→ **Directions for this task**: Emit only the lines from the line containing "Transcribe the text in this document." through the last line of the entries, unchanged.

Dataset rows
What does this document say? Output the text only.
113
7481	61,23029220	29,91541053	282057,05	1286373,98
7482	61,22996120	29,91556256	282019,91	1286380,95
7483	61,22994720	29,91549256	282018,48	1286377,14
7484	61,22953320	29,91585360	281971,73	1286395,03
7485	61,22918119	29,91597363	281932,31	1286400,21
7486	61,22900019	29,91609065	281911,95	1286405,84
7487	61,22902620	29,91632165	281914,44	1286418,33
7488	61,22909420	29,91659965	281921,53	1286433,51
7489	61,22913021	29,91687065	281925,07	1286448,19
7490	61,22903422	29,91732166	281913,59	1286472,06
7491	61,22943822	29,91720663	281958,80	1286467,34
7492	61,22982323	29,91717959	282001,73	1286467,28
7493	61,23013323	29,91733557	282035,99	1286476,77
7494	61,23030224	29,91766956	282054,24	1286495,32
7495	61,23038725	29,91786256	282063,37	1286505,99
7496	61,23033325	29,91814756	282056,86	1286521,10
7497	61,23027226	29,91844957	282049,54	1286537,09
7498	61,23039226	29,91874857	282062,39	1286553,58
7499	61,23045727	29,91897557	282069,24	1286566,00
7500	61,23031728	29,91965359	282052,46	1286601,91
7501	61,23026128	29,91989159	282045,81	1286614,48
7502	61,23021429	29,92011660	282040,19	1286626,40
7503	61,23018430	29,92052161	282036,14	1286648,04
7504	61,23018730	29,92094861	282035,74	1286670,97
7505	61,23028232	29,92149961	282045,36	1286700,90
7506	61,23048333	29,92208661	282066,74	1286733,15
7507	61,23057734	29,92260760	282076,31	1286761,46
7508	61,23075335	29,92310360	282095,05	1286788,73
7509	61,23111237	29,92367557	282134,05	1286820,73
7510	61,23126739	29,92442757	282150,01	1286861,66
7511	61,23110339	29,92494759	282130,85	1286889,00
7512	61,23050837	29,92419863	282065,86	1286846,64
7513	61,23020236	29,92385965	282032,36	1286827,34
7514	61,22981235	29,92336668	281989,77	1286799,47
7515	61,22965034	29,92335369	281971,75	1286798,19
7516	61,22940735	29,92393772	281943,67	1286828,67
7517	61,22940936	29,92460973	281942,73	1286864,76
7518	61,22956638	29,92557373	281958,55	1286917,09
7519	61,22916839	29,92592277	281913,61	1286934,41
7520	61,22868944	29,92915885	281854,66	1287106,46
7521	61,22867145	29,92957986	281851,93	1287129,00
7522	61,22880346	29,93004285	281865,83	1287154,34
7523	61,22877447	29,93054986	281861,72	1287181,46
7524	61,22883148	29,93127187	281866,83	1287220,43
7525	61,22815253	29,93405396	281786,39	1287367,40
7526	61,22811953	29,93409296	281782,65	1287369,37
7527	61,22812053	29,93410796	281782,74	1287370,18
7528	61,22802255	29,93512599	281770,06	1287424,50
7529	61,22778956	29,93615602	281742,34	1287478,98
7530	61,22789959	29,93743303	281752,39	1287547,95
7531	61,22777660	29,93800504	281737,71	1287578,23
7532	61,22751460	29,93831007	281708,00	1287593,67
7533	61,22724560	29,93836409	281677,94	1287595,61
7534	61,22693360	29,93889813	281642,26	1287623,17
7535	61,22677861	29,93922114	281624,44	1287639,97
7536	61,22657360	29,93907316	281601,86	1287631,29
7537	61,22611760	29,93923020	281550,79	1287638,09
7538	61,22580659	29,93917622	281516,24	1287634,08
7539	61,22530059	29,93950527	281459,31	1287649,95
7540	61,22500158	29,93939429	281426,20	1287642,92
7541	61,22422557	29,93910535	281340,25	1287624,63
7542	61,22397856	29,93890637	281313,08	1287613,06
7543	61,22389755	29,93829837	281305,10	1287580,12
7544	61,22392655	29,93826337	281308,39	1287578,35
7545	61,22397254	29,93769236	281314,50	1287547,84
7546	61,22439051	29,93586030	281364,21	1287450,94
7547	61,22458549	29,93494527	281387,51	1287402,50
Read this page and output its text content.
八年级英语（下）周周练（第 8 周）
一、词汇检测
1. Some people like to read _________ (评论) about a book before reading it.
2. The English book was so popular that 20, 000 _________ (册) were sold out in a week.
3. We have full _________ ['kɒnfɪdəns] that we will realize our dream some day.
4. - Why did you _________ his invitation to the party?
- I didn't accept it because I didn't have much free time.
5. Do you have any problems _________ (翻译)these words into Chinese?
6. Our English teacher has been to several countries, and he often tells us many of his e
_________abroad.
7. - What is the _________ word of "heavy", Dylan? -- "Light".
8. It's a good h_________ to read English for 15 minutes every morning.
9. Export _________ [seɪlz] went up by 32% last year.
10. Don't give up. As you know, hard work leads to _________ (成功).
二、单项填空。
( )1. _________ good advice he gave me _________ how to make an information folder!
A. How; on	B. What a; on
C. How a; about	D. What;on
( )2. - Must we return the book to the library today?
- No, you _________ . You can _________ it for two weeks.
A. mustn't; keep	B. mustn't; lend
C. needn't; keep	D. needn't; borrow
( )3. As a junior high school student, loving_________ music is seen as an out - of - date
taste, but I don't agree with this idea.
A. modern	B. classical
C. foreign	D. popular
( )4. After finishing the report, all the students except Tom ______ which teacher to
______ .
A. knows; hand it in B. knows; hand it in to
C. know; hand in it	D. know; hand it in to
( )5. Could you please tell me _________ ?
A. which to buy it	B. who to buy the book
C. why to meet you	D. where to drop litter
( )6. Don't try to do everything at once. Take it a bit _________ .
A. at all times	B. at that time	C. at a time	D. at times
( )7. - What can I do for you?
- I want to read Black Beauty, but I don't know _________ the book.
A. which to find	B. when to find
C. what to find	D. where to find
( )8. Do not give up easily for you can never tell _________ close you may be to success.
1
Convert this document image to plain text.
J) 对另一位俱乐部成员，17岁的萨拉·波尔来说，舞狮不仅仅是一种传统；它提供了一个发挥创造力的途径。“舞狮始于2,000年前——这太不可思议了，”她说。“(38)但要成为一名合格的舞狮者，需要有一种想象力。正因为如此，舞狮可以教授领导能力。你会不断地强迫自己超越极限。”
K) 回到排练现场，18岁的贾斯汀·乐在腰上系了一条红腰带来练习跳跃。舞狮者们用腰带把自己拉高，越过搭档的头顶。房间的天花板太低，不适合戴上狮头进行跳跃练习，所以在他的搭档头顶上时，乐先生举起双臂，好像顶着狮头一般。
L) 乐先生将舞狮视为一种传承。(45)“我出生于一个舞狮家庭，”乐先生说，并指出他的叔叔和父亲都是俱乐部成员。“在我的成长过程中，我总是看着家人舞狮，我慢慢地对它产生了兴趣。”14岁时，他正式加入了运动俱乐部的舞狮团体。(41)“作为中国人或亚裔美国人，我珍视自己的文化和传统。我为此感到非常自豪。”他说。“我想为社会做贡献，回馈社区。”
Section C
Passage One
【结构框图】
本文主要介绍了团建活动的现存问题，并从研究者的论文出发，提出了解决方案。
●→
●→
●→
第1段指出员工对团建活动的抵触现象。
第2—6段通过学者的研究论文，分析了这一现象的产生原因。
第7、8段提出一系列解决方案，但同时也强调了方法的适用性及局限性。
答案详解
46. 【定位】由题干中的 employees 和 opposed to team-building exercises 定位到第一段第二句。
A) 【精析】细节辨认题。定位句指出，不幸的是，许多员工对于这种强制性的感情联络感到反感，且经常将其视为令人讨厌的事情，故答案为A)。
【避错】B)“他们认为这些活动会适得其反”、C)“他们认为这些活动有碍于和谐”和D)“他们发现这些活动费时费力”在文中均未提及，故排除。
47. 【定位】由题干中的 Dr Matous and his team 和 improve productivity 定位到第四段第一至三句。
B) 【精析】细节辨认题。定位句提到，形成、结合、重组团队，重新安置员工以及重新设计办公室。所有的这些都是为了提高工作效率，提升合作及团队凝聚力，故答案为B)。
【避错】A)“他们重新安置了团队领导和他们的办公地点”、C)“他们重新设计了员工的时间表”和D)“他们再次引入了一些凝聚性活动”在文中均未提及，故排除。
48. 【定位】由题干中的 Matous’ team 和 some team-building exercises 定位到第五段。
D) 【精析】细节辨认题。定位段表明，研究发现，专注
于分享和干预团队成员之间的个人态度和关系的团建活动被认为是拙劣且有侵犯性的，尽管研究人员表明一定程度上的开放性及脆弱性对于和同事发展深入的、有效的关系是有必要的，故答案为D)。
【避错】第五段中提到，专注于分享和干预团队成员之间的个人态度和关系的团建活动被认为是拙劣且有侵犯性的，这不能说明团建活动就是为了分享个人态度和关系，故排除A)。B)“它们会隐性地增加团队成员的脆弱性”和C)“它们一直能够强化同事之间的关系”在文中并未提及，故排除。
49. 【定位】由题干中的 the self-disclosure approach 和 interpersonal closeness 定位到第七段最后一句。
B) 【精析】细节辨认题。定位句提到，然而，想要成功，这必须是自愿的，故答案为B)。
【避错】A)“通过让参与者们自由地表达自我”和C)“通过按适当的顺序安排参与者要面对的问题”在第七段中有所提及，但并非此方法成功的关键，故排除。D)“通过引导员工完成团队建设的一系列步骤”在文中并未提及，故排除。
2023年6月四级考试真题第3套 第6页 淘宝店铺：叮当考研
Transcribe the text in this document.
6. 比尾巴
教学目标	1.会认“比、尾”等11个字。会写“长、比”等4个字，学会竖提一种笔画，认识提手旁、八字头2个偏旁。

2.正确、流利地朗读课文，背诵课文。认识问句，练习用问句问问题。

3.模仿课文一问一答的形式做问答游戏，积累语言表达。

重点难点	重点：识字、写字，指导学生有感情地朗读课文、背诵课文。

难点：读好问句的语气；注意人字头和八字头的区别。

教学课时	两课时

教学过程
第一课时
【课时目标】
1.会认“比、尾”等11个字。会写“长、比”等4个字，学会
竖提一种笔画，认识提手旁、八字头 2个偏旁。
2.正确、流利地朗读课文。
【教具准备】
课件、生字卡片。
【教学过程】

→ **Solution to this exercise**:
Transcribe the text in this document.
6. 比尾巴
教学目标	1.会认“比、尾”等11个字。会写“长、比”等4个字，学会竖提一种笔画，认识提手旁、八字头2个偏旁。

2.正确、流利地朗读课文，背诵课文。认识问句，练习用问句问问题。

3.模仿课文一问一答的形式做问答游戏，积累语言表达。

重点难点	重点：识字、写字，指导学生有感情地朗读课文、背诵课文。

难点：读好问句的语气；注意人字头和八字头的区别。

教学课时	两课时

教学过程
第一课时
【课时目标】
1.会认“比、尾”等11个字。会写“长、比”等4个字，学会
竖提一种笔画，认识提手旁、八字头 2个偏旁。
2.正确、流利地朗读课文。
【教具准备】
课件、生字卡片。
【教学过程】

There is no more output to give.